Which lines include the word "médico"? Copy each of them.
+ + + + + + +
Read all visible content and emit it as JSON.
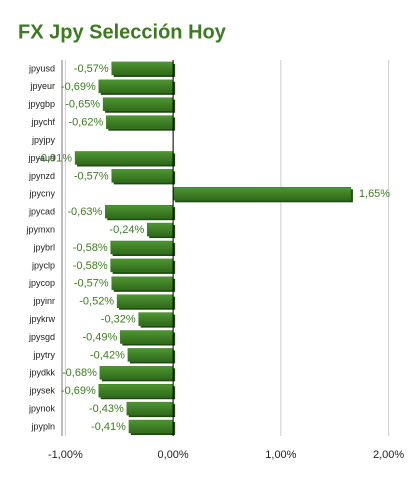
{
  "chart_data": {
    "type": "bar",
    "orientation": "horizontal",
    "title": "FX Jpy Selección Hoy",
    "categories": [
      "jpyusd",
      "jpyeur",
      "jpygbp",
      "jpychf",
      "jpyjpy",
      "jpyaud",
      "jpynzd",
      "jpycny",
      "jpycad",
      "jpymxn",
      "jpybrl",
      "jpyclp",
      "jpycop",
      "jpyinr",
      "jpykrw",
      "jpysgd",
      "jpytry",
      "jpydkk",
      "jpysek",
      "jpynok",
      "jpypln"
    ],
    "values": [
      -0.57,
      -0.69,
      -0.65,
      -0.62,
      null,
      -0.91,
      -0.57,
      1.65,
      -0.63,
      -0.24,
      -0.58,
      -0.58,
      -0.57,
      -0.52,
      -0.32,
      -0.49,
      -0.42,
      -0.68,
      -0.69,
      -0.43,
      -0.41
    ],
    "value_labels": [
      "-0,57%",
      "-0,69%",
      "-0,65%",
      "-0,62%",
      null,
      "-0,91%",
      "-0,57%",
      "1,65%",
      "-0,63%",
      "-0,24%",
      "-0,58%",
      "-0,58%",
      "-0,57%",
      "-0,52%",
      "-0,32%",
      "-0,49%",
      "-0,42%",
      "-0,68%",
      "-0,69%",
      "-0,43%",
      "-0,41%"
    ],
    "color": "#3a7a23",
    "xlim": [
      -1.05,
      2.05
    ],
    "xticks": [
      {
        "value": -1,
        "label": "-1,00%"
      },
      {
        "value": 0,
        "label": "0,00%"
      },
      {
        "value": 1,
        "label": "1,00%"
      },
      {
        "value": 2,
        "label": "2,00%"
      }
    ],
    "grid": true
  }
}
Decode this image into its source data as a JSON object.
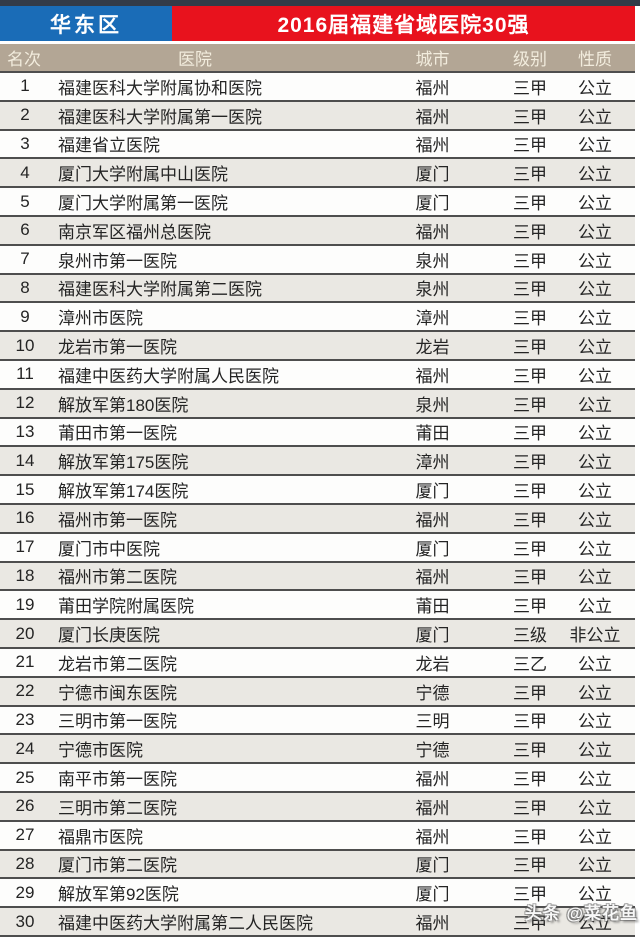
{
  "header": {
    "region": "华东区",
    "title": "2016届福建省域医院30强"
  },
  "chart_data": {
    "type": "table",
    "title": "2016届福建省域医院30强",
    "region_tag": "华东区",
    "columns": [
      "名次",
      "医院",
      "城市",
      "级别",
      "性质"
    ],
    "rows": [
      {
        "rank": "1",
        "hospital": "福建医科大学附属协和医院",
        "city": "福州",
        "level": "三甲",
        "ownership": "公立"
      },
      {
        "rank": "2",
        "hospital": "福建医科大学附属第一医院",
        "city": "福州",
        "level": "三甲",
        "ownership": "公立"
      },
      {
        "rank": "3",
        "hospital": "福建省立医院",
        "city": "福州",
        "level": "三甲",
        "ownership": "公立"
      },
      {
        "rank": "4",
        "hospital": "厦门大学附属中山医院",
        "city": "厦门",
        "level": "三甲",
        "ownership": "公立"
      },
      {
        "rank": "5",
        "hospital": "厦门大学附属第一医院",
        "city": "厦门",
        "level": "三甲",
        "ownership": "公立"
      },
      {
        "rank": "6",
        "hospital": "南京军区福州总医院",
        "city": "福州",
        "level": "三甲",
        "ownership": "公立"
      },
      {
        "rank": "7",
        "hospital": "泉州市第一医院",
        "city": "泉州",
        "level": "三甲",
        "ownership": "公立"
      },
      {
        "rank": "8",
        "hospital": "福建医科大学附属第二医院",
        "city": "泉州",
        "level": "三甲",
        "ownership": "公立"
      },
      {
        "rank": "9",
        "hospital": "漳州市医院",
        "city": "漳州",
        "level": "三甲",
        "ownership": "公立"
      },
      {
        "rank": "10",
        "hospital": "龙岩市第一医院",
        "city": "龙岩",
        "level": "三甲",
        "ownership": "公立"
      },
      {
        "rank": "11",
        "hospital": "福建中医药大学附属人民医院",
        "city": "福州",
        "level": "三甲",
        "ownership": "公立"
      },
      {
        "rank": "12",
        "hospital": "解放军第180医院",
        "city": "泉州",
        "level": "三甲",
        "ownership": "公立"
      },
      {
        "rank": "13",
        "hospital": "莆田市第一医院",
        "city": "莆田",
        "level": "三甲",
        "ownership": "公立"
      },
      {
        "rank": "14",
        "hospital": "解放军第175医院",
        "city": "漳州",
        "level": "三甲",
        "ownership": "公立"
      },
      {
        "rank": "15",
        "hospital": "解放军第174医院",
        "city": "厦门",
        "level": "三甲",
        "ownership": "公立"
      },
      {
        "rank": "16",
        "hospital": "福州市第一医院",
        "city": "福州",
        "level": "三甲",
        "ownership": "公立"
      },
      {
        "rank": "17",
        "hospital": "厦门市中医院",
        "city": "厦门",
        "level": "三甲",
        "ownership": "公立"
      },
      {
        "rank": "18",
        "hospital": "福州市第二医院",
        "city": "福州",
        "level": "三甲",
        "ownership": "公立"
      },
      {
        "rank": "19",
        "hospital": "莆田学院附属医院",
        "city": "莆田",
        "level": "三甲",
        "ownership": "公立"
      },
      {
        "rank": "20",
        "hospital": "厦门长庚医院",
        "city": "厦门",
        "level": "三级",
        "ownership": "非公立"
      },
      {
        "rank": "21",
        "hospital": "龙岩市第二医院",
        "city": "龙岩",
        "level": "三乙",
        "ownership": "公立"
      },
      {
        "rank": "22",
        "hospital": "宁德市闽东医院",
        "city": "宁德",
        "level": "三甲",
        "ownership": "公立"
      },
      {
        "rank": "23",
        "hospital": "三明市第一医院",
        "city": "三明",
        "level": "三甲",
        "ownership": "公立"
      },
      {
        "rank": "24",
        "hospital": "宁德市医院",
        "city": "宁德",
        "level": "三甲",
        "ownership": "公立"
      },
      {
        "rank": "25",
        "hospital": "南平市第一医院",
        "city": "福州",
        "level": "三甲",
        "ownership": "公立"
      },
      {
        "rank": "26",
        "hospital": "三明市第二医院",
        "city": "福州",
        "level": "三甲",
        "ownership": "公立"
      },
      {
        "rank": "27",
        "hospital": "福鼎市医院",
        "city": "福州",
        "level": "三甲",
        "ownership": "公立"
      },
      {
        "rank": "28",
        "hospital": "厦门市第二医院",
        "city": "厦门",
        "level": "三甲",
        "ownership": "公立"
      },
      {
        "rank": "29",
        "hospital": "解放军第92医院",
        "city": "厦门",
        "level": "三甲",
        "ownership": "公立"
      },
      {
        "rank": "30",
        "hospital": "福建中医药大学附属第二人民医院",
        "city": "福州",
        "level": "三甲",
        "ownership": "公立"
      }
    ]
  },
  "watermark": "头条 @菜花鱼",
  "colors": {
    "top_bar": "#333b48",
    "region_bg": "#1a6cb7",
    "title_bg": "#e8121d",
    "column_header_bg": "#b3a695",
    "column_header_text": "#f2ecdd",
    "row_alt_bg": "#eae8e3",
    "row_bg": "#fdfdfc",
    "separator": "#4e4e4e",
    "body_text": "#242424"
  }
}
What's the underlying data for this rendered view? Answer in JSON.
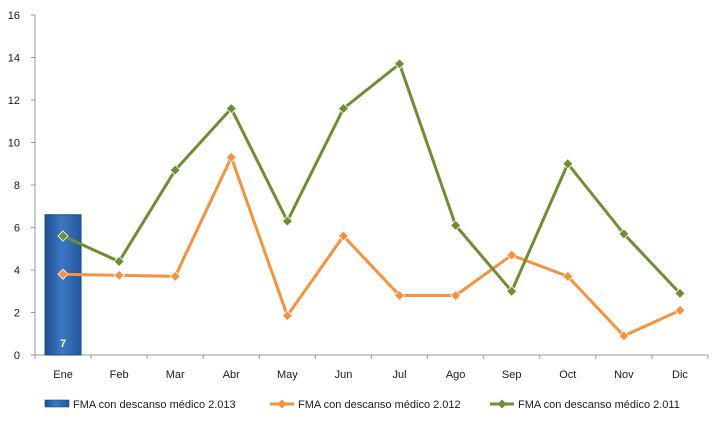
{
  "chart_data": {
    "type": "bar+line",
    "title": "",
    "xlabel": "",
    "ylabel": "",
    "categories": [
      "Ene",
      "Feb",
      "Mar",
      "Abr",
      "May",
      "Jun",
      "Jul",
      "Ago",
      "Sep",
      "Oct",
      "Nov",
      "Dic"
    ],
    "ylim": [
      0,
      16
    ],
    "yticks": [
      0,
      2,
      4,
      6,
      8,
      10,
      12,
      14,
      16
    ],
    "grid": false,
    "legend_position": "bottom",
    "series": [
      {
        "name": "FMA con descanso médico 2.013",
        "kind": "bar",
        "color": "#2e63a8",
        "values": [
          6.6,
          null,
          null,
          null,
          null,
          null,
          null,
          null,
          null,
          null,
          null,
          null
        ],
        "data_labels": [
          "7",
          null,
          null,
          null,
          null,
          null,
          null,
          null,
          null,
          null,
          null,
          null
        ]
      },
      {
        "name": "FMA con descanso médico 2.012",
        "kind": "line",
        "color": "#f7923a",
        "marker": "diamond",
        "values": [
          3.8,
          3.75,
          3.7,
          9.3,
          1.85,
          5.6,
          2.8,
          2.8,
          4.7,
          3.7,
          0.9,
          2.1
        ]
      },
      {
        "name": "FMA con descanso médico 2.011",
        "kind": "line",
        "color": "#6d8f32",
        "marker": "diamond",
        "values": [
          5.6,
          4.4,
          8.7,
          11.6,
          6.3,
          11.6,
          13.7,
          6.1,
          3.0,
          9.0,
          5.7,
          2.9
        ]
      }
    ]
  }
}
+ + + + + + +
■ **Answer in full**
        "name": "FMA con descanso médico 2.013",
        "name": "FMA con descanso médico 2.012",
        "name": "FMA con descanso médico 2.011",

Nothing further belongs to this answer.